▶ **Problem**:
Print all records exactly, leaving nothing out.

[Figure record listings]
=-=-=-=-=

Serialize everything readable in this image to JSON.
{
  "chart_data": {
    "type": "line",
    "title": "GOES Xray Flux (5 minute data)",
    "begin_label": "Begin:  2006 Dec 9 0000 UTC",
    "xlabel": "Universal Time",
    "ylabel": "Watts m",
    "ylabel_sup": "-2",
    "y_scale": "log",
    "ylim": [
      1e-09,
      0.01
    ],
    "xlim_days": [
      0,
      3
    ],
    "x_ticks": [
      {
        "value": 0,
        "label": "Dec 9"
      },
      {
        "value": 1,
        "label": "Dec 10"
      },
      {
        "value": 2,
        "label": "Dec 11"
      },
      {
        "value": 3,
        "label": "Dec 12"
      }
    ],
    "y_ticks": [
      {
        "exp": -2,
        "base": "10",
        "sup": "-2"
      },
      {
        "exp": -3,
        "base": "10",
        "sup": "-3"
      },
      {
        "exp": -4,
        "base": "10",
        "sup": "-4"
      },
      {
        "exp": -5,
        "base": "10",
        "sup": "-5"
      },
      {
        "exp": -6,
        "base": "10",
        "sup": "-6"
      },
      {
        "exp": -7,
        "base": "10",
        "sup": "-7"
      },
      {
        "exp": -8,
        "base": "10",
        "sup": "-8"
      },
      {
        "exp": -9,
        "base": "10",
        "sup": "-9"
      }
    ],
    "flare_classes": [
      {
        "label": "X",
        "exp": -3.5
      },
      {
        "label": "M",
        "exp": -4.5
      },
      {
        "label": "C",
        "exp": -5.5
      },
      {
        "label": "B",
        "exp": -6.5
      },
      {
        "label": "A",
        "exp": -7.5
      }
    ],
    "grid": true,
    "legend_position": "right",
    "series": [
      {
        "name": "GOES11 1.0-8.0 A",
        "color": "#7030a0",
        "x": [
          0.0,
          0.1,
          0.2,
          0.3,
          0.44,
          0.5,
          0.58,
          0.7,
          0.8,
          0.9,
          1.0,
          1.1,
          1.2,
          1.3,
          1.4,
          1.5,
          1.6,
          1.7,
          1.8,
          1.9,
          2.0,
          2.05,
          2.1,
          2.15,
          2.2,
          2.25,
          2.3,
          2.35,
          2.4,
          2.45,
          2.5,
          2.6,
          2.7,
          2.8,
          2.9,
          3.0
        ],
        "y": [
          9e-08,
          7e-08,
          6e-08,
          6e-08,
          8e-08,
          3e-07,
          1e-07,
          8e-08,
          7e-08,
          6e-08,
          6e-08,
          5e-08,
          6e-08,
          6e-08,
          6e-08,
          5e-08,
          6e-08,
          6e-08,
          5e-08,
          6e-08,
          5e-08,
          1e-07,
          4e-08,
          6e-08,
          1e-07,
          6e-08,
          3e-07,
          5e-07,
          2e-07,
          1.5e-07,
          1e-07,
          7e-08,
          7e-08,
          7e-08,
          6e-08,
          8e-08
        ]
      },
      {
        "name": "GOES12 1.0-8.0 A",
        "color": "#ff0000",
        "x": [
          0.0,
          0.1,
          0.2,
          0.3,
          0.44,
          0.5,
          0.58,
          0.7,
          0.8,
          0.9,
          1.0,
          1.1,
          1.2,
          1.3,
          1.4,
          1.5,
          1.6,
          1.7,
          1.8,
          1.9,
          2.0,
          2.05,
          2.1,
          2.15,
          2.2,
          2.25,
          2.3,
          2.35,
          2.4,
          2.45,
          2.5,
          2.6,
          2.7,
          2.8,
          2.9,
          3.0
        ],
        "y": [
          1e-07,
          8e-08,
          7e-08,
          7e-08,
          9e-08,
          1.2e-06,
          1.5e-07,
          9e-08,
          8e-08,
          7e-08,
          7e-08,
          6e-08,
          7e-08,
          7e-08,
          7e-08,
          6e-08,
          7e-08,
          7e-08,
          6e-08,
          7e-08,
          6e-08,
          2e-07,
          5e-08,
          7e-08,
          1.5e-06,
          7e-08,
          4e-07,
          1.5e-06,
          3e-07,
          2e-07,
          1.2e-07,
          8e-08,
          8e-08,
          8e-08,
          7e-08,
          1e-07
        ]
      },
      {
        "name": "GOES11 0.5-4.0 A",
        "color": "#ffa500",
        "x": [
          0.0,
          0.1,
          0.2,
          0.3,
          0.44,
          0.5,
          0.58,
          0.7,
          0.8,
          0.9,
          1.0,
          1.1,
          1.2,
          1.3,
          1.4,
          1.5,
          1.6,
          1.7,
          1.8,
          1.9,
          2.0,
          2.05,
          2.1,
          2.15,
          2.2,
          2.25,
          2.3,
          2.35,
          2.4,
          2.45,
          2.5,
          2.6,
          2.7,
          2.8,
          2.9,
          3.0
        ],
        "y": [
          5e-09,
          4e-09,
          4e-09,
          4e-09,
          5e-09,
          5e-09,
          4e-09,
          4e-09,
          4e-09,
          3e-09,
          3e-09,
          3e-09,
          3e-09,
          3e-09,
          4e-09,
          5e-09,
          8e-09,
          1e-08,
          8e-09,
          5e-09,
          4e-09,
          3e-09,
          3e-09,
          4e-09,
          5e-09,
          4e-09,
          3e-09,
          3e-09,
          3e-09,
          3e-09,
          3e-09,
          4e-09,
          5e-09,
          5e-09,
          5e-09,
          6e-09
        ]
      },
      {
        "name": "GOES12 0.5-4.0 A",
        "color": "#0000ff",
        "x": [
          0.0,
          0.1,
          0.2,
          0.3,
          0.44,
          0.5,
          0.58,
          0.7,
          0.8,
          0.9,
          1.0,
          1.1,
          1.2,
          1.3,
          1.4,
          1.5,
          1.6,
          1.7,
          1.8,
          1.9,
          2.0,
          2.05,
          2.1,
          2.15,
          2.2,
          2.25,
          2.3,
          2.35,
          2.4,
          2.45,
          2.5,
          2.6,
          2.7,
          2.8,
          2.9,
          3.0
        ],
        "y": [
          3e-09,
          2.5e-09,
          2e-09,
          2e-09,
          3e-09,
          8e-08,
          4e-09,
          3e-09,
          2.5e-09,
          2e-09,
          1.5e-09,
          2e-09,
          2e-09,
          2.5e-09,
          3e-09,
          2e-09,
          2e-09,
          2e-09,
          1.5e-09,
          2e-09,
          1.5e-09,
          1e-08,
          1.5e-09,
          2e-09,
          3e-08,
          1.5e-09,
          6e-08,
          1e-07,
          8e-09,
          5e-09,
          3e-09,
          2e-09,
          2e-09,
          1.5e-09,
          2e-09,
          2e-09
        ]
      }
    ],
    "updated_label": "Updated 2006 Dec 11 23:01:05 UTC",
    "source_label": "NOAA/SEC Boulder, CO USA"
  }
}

=-=-=-=-=

▶ **Final result**:
Serialize everything readable in this image to JSON.
{
  "chart_data": {
    "type": "line",
    "title": "GOES Xray Flux (5 minute data)",
    "begin_label": "Begin:  2006 Dec 9 0000 UTC",
    "xlabel": "Universal Time",
    "ylabel": "Watts m",
    "ylabel_sup": "-2",
    "y_scale": "log",
    "ylim": [
      1e-09,
      0.01
    ],
    "xlim_days": [
      0,
      3
    ],
    "x_ticks": [
      {
        "value": 0,
        "label": "Dec 9"
      },
      {
        "value": 1,
        "label": "Dec 10"
      },
      {
        "value": 2,
        "label": "Dec 11"
      },
      {
        "value": 3,
        "label": "Dec 12"
      }
    ],
    "y_ticks": [
      {
        "exp": -2,
        "base": "10",
        "sup": "-2"
      },
      {
        "exp": -3,
        "base": "10",
        "sup": "-3"
      },
      {
        "exp": -4,
        "base": "10",
        "sup": "-4"
      },
      {
        "exp": -5,
        "base": "10",
        "sup": "-5"
      },
      {
        "exp": -6,
        "base": "10",
        "sup": "-6"
      },
      {
        "exp": -7,
        "base": "10",
        "sup": "-7"
      },
      {
        "exp": -8,
        "base": "10",
        "sup": "-8"
      },
      {
        "exp": -9,
        "base": "10",
        "sup": "-9"
      }
    ],
    "flare_classes": [
      {
        "label": "X",
        "exp": -3.5
      },
      {
        "label": "M",
        "exp": -4.5
      },
      {
        "label": "C",
        "exp": -5.5
      },
      {
        "label": "B",
        "exp": -6.5
      },
      {
        "label": "A",
        "exp": -7.5
      }
    ],
    "grid": true,
    "legend_position": "right",
    "series": [
      {
        "name": "GOES11 1.0-8.0 A",
        "color": "#7030a0",
        "x": [
          0.0,
          0.1,
          0.2,
          0.3,
          0.44,
          0.5,
          0.58,
          0.7,
          0.8,
          0.9,
          1.0,
          1.1,
          1.2,
          1.3,
          1.4,
          1.5,
          1.6,
          1.7,
          1.8,
          1.9,
          2.0,
          2.05,
          2.1,
          2.15,
          2.2,
          2.25,
          2.3,
          2.35,
          2.4,
          2.45,
          2.5,
          2.6,
          2.7,
          2.8,
          2.9,
          3.0
        ],
        "y": [
          9e-08,
          7e-08,
          6e-08,
          6e-08,
          8e-08,
          3e-07,
          1e-07,
          8e-08,
          7e-08,
          6e-08,
          6e-08,
          5e-08,
          6e-08,
          6e-08,
          6e-08,
          5e-08,
          6e-08,
          6e-08,
          5e-08,
          6e-08,
          5e-08,
          1e-07,
          4e-08,
          6e-08,
          1e-07,
          6e-08,
          3e-07,
          5e-07,
          2e-07,
          1.5e-07,
          1e-07,
          7e-08,
          7e-08,
          7e-08,
          6e-08,
          8e-08
        ]
      },
      {
        "name": "GOES12 1.0-8.0 A",
        "color": "#ff0000",
        "x": [
          0.0,
          0.1,
          0.2,
          0.3,
          0.44,
          0.5,
          0.58,
          0.7,
          0.8,
          0.9,
          1.0,
          1.1,
          1.2,
          1.3,
          1.4,
          1.5,
          1.6,
          1.7,
          1.8,
          1.9,
          2.0,
          2.05,
          2.1,
          2.15,
          2.2,
          2.25,
          2.3,
          2.35,
          2.4,
          2.45,
          2.5,
          2.6,
          2.7,
          2.8,
          2.9,
          3.0
        ],
        "y": [
          1e-07,
          8e-08,
          7e-08,
          7e-08,
          9e-08,
          1.2e-06,
          1.5e-07,
          9e-08,
          8e-08,
          7e-08,
          7e-08,
          6e-08,
          7e-08,
          7e-08,
          7e-08,
          6e-08,
          7e-08,
          7e-08,
          6e-08,
          7e-08,
          6e-08,
          2e-07,
          5e-08,
          7e-08,
          1.5e-06,
          7e-08,
          4e-07,
          1.5e-06,
          3e-07,
          2e-07,
          1.2e-07,
          8e-08,
          8e-08,
          8e-08,
          7e-08,
          1e-07
        ]
      },
      {
        "name": "GOES11 0.5-4.0 A",
        "color": "#ffa500",
        "x": [
          0.0,
          0.1,
          0.2,
          0.3,
          0.44,
          0.5,
          0.58,
          0.7,
          0.8,
          0.9,
          1.0,
          1.1,
          1.2,
          1.3,
          1.4,
          1.5,
          1.6,
          1.7,
          1.8,
          1.9,
          2.0,
          2.05,
          2.1,
          2.15,
          2.2,
          2.25,
          2.3,
          2.35,
          2.4,
          2.45,
          2.5,
          2.6,
          2.7,
          2.8,
          2.9,
          3.0
        ],
        "y": [
          5e-09,
          4e-09,
          4e-09,
          4e-09,
          5e-09,
          5e-09,
          4e-09,
          4e-09,
          4e-09,
          3e-09,
          3e-09,
          3e-09,
          3e-09,
          3e-09,
          4e-09,
          5e-09,
          8e-09,
          1e-08,
          8e-09,
          5e-09,
          4e-09,
          3e-09,
          3e-09,
          4e-09,
          5e-09,
          4e-09,
          3e-09,
          3e-09,
          3e-09,
          3e-09,
          3e-09,
          4e-09,
          5e-09,
          5e-09,
          5e-09,
          6e-09
        ]
      },
      {
        "name": "GOES12 0.5-4.0 A",
        "color": "#0000ff",
        "x": [
          0.0,
          0.1,
          0.2,
          0.3,
          0.44,
          0.5,
          0.58,
          0.7,
          0.8,
          0.9,
          1.0,
          1.1,
          1.2,
          1.3,
          1.4,
          1.5,
          1.6,
          1.7,
          1.8,
          1.9,
          2.0,
          2.05,
          2.1,
          2.15,
          2.2,
          2.25,
          2.3,
          2.35,
          2.4,
          2.45,
          2.5,
          2.6,
          2.7,
          2.8,
          2.9,
          3.0
        ],
        "y": [
          3e-09,
          2.5e-09,
          2e-09,
          2e-09,
          3e-09,
          8e-08,
          4e-09,
          3e-09,
          2.5e-09,
          2e-09,
          1.5e-09,
          2e-09,
          2e-09,
          2.5e-09,
          3e-09,
          2e-09,
          2e-09,
          2e-09,
          1.5e-09,
          2e-09,
          1.5e-09,
          1e-08,
          1.5e-09,
          2e-09,
          3e-08,
          1.5e-09,
          6e-08,
          1e-07,
          8e-09,
          5e-09,
          3e-09,
          2e-09,
          2e-09,
          1.5e-09,
          2e-09,
          2e-09
        ]
      }
    ],
    "updated_label": "Updated 2006 Dec 11 23:01:05 UTC",
    "source_label": "NOAA/SEC Boulder, CO USA"
  }
}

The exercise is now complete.